(Saved data entries)
☆ ☆ ☆

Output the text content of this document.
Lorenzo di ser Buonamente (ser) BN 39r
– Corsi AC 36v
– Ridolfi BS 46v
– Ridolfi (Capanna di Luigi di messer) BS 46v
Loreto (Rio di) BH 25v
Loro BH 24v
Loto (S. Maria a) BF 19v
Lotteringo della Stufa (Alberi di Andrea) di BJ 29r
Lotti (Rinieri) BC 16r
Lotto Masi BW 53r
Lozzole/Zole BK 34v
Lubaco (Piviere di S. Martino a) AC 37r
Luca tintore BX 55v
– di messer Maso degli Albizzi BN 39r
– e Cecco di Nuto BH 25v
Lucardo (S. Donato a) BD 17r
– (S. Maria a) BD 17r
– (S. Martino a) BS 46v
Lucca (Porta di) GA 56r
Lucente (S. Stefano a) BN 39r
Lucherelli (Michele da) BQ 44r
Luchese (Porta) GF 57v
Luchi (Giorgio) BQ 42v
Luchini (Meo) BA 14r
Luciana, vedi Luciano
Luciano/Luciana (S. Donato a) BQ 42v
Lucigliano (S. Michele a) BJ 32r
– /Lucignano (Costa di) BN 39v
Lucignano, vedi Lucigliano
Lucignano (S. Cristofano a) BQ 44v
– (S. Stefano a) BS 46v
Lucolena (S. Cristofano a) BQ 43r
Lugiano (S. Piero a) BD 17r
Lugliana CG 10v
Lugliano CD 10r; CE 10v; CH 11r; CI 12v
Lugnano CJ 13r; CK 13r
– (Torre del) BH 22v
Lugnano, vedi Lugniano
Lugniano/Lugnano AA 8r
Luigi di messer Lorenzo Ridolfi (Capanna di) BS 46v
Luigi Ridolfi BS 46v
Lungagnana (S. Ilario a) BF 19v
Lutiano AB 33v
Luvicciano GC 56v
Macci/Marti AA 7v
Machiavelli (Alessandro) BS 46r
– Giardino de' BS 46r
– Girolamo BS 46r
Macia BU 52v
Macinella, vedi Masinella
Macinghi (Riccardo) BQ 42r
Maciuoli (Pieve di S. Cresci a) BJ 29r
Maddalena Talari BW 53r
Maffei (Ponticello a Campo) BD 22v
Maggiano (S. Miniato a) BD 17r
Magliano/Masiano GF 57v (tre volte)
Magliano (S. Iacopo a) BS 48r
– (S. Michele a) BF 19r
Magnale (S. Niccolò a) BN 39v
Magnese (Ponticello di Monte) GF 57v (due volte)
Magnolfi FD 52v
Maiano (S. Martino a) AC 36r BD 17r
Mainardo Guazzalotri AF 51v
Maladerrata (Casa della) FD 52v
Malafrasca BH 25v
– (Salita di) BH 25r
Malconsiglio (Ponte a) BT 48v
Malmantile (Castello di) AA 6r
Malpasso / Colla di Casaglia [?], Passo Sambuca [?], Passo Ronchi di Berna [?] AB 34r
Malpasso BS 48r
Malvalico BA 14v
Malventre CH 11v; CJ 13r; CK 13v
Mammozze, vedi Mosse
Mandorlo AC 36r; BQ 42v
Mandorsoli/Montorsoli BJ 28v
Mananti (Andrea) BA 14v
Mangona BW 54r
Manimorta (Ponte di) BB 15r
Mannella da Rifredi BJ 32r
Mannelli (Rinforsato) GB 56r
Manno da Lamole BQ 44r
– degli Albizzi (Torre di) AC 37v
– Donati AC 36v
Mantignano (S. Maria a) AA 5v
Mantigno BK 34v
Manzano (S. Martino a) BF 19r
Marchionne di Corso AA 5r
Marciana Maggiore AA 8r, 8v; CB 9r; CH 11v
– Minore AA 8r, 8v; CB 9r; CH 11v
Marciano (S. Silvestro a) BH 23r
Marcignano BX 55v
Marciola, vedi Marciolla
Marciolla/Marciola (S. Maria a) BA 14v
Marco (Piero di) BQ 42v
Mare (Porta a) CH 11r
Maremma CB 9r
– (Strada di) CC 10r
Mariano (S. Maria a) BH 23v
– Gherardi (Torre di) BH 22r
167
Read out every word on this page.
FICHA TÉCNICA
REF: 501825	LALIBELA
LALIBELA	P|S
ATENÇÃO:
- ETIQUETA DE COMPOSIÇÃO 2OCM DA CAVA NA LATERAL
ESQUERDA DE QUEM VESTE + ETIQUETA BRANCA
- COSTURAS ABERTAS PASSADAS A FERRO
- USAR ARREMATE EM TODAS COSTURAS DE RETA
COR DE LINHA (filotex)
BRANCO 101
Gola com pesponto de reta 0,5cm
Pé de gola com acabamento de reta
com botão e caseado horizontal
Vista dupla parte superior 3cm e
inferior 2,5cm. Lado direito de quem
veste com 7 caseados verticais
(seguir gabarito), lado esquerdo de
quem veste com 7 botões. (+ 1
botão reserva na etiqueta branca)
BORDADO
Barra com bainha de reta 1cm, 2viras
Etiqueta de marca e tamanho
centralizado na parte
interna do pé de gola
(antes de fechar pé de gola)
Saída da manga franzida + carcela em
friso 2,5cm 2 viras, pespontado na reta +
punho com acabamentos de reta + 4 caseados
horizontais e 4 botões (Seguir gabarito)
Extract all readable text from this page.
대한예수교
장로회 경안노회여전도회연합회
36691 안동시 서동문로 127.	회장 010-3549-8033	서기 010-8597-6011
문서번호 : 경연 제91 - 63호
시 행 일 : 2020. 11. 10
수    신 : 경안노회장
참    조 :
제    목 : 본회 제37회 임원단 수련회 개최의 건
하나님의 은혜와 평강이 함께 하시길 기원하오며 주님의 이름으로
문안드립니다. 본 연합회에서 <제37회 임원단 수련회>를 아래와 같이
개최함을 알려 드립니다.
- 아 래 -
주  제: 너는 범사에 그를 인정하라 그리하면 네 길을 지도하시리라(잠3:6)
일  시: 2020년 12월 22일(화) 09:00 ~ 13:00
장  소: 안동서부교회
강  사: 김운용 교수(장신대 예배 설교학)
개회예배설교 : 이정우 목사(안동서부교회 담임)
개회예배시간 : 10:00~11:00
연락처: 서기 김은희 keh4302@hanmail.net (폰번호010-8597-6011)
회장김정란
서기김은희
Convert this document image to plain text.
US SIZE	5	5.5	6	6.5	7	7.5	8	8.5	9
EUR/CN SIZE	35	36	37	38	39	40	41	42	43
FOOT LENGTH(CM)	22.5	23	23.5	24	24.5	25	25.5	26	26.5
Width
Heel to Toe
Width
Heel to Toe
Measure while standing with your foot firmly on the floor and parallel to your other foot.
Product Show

☆ ☆ ☆

What to work on: Track down every line of the material containing the string "botões", and copy it.

Exercise result:
quem veste com 7 botões. (+ 1
horizontais e 4 botões (Seguir gabarito)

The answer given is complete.